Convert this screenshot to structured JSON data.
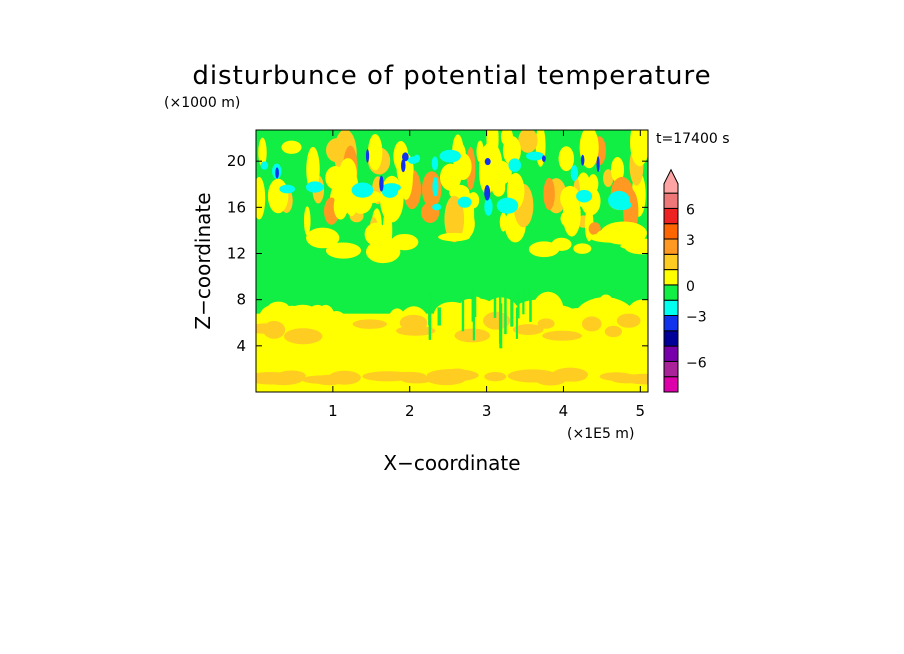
{
  "chart_data": {
    "type": "heatmap",
    "title": "disturbunce of potential temperature",
    "ylabel_units": "(×1000 m)",
    "xlabel_units": "(×1E5 m)",
    "xlabel": "X−coordinate",
    "ylabel": "Z−coordinate",
    "time_label": "t=17400 s",
    "xlim": [
      0,
      5.1
    ],
    "ylim": [
      0,
      22.7
    ],
    "xticks": [
      {
        "value": 1,
        "label": "1"
      },
      {
        "value": 2,
        "label": "2"
      },
      {
        "value": 3,
        "label": "3"
      },
      {
        "value": 4,
        "label": "4"
      },
      {
        "value": 5,
        "label": "5"
      }
    ],
    "yticks": [
      {
        "value": 4,
        "label": "4"
      },
      {
        "value": 8,
        "label": "8"
      },
      {
        "value": 12,
        "label": "12"
      },
      {
        "value": 16,
        "label": "16"
      },
      {
        "value": 20,
        "label": "20"
      }
    ],
    "colorbar": {
      "levels": [
        {
          "color": "#dd00aa",
          "label": ""
        },
        {
          "color": "#aa2299",
          "label": "−6"
        },
        {
          "color": "#7700aa",
          "label": ""
        },
        {
          "color": "#000099",
          "label": ""
        },
        {
          "color": "#1133ee",
          "label": "−3"
        },
        {
          "color": "#00ffee",
          "label": ""
        },
        {
          "color": "#11ee44",
          "label": "0"
        },
        {
          "color": "#ffff00",
          "label": ""
        },
        {
          "color": "#ffcc22",
          "label": ""
        },
        {
          "color": "#ff9922",
          "label": "3"
        },
        {
          "color": "#ff6600",
          "label": ""
        },
        {
          "color": "#ee2222",
          "label": "6"
        },
        {
          "color": "#ee7777",
          "label": ""
        },
        {
          "color": "#ffa4a4",
          "label": ""
        }
      ]
    },
    "field_description_rows": [
      {
        "z_range": [
          0,
          1.5
        ],
        "dominant_level": 7
      },
      {
        "z_range": [
          1.5,
          3
        ],
        "dominant_level": 8
      },
      {
        "z_range": [
          3,
          8
        ],
        "dominant_level": 7
      },
      {
        "z_range": [
          8,
          10.5
        ],
        "dominant_level": 6
      },
      {
        "z_range": [
          10.5,
          15.5
        ],
        "dominant_level": 6
      },
      {
        "z_range": [
          15.5,
          22.7
        ],
        "dominant_level": 6
      }
    ]
  }
}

——————

## [WHAT IS NEEDED]
Reproduce all the entries that precede this task, word for word, minus any pictures.

## [TASK SOLUTION]
Convert this screenshot to structured JSON data.
{
  "chart_data": {
    "type": "heatmap",
    "title": "disturbunce of potential temperature",
    "ylabel_units": "(×1000 m)",
    "xlabel_units": "(×1E5 m)",
    "xlabel": "X−coordinate",
    "ylabel": "Z−coordinate",
    "time_label": "t=17400 s",
    "xlim": [
      0,
      5.1
    ],
    "ylim": [
      0,
      22.7
    ],
    "xticks": [
      {
        "value": 1,
        "label": "1"
      },
      {
        "value": 2,
        "label": "2"
      },
      {
        "value": 3,
        "label": "3"
      },
      {
        "value": 4,
        "label": "4"
      },
      {
        "value": 5,
        "label": "5"
      }
    ],
    "yticks": [
      {
        "value": 4,
        "label": "4"
      },
      {
        "value": 8,
        "label": "8"
      },
      {
        "value": 12,
        "label": "12"
      },
      {
        "value": 16,
        "label": "16"
      },
      {
        "value": 20,
        "label": "20"
      }
    ],
    "colorbar": {
      "levels": [
        {
          "color": "#dd00aa",
          "label": ""
        },
        {
          "color": "#aa2299",
          "label": "−6"
        },
        {
          "color": "#7700aa",
          "label": ""
        },
        {
          "color": "#000099",
          "label": ""
        },
        {
          "color": "#1133ee",
          "label": "−3"
        },
        {
          "color": "#00ffee",
          "label": ""
        },
        {
          "color": "#11ee44",
          "label": "0"
        },
        {
          "color": "#ffff00",
          "label": ""
        },
        {
          "color": "#ffcc22",
          "label": ""
        },
        {
          "color": "#ff9922",
          "label": "3"
        },
        {
          "color": "#ff6600",
          "label": ""
        },
        {
          "color": "#ee2222",
          "label": "6"
        },
        {
          "color": "#ee7777",
          "label": ""
        },
        {
          "color": "#ffa4a4",
          "label": ""
        }
      ]
    },
    "field_description_rows": [
      {
        "z_range": [
          0,
          1.5
        ],
        "dominant_level": 7
      },
      {
        "z_range": [
          1.5,
          3
        ],
        "dominant_level": 8
      },
      {
        "z_range": [
          3,
          8
        ],
        "dominant_level": 7
      },
      {
        "z_range": [
          8,
          10.5
        ],
        "dominant_level": 6
      },
      {
        "z_range": [
          10.5,
          15.5
        ],
        "dominant_level": 6
      },
      {
        "z_range": [
          15.5,
          22.7
        ],
        "dominant_level": 6
      }
    ]
  }
}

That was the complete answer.